• [Problem requirements] Which lines of the records contain "accent"? Collect every one of them.

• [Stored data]
********************
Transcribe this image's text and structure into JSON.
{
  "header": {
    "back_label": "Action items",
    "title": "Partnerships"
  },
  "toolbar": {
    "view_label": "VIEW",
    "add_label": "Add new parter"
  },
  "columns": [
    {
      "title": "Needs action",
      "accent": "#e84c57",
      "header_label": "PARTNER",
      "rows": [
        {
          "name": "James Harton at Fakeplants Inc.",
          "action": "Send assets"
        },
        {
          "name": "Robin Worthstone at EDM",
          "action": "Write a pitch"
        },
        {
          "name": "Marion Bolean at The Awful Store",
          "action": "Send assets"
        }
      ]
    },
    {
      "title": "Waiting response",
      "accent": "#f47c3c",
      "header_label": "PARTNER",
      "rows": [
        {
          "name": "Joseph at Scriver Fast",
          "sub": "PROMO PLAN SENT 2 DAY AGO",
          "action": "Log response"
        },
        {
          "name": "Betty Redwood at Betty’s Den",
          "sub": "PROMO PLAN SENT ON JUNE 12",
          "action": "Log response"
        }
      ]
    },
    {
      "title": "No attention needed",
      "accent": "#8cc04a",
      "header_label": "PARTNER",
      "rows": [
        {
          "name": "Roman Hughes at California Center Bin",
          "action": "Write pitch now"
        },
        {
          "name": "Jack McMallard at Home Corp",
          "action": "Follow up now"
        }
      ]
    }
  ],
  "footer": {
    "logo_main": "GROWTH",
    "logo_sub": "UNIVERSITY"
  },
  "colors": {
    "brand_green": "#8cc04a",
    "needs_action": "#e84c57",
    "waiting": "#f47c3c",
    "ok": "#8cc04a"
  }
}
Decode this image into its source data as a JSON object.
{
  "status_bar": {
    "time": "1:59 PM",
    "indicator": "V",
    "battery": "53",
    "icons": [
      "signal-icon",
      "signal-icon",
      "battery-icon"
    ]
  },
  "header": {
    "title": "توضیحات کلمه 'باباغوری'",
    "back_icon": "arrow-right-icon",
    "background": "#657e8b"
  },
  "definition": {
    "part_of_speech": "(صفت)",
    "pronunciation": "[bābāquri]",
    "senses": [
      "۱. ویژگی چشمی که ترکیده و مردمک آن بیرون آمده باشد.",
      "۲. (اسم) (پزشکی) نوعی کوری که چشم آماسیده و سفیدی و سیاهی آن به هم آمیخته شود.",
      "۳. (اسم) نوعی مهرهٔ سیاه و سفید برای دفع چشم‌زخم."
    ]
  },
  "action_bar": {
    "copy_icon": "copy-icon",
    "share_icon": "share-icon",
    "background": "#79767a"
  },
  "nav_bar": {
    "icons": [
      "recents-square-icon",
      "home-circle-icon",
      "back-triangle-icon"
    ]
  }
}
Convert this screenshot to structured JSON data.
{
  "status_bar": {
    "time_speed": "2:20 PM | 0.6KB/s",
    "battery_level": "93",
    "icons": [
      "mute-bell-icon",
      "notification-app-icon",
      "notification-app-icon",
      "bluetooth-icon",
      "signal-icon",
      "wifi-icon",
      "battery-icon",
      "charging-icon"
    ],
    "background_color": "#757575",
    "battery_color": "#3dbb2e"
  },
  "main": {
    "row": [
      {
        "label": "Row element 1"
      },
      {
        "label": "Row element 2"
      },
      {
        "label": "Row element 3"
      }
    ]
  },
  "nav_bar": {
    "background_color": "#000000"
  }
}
********************
• [Final result]
      "accent": "#e84c57",
      "accent": "#f47c3c",
      "accent": "#8cc04a",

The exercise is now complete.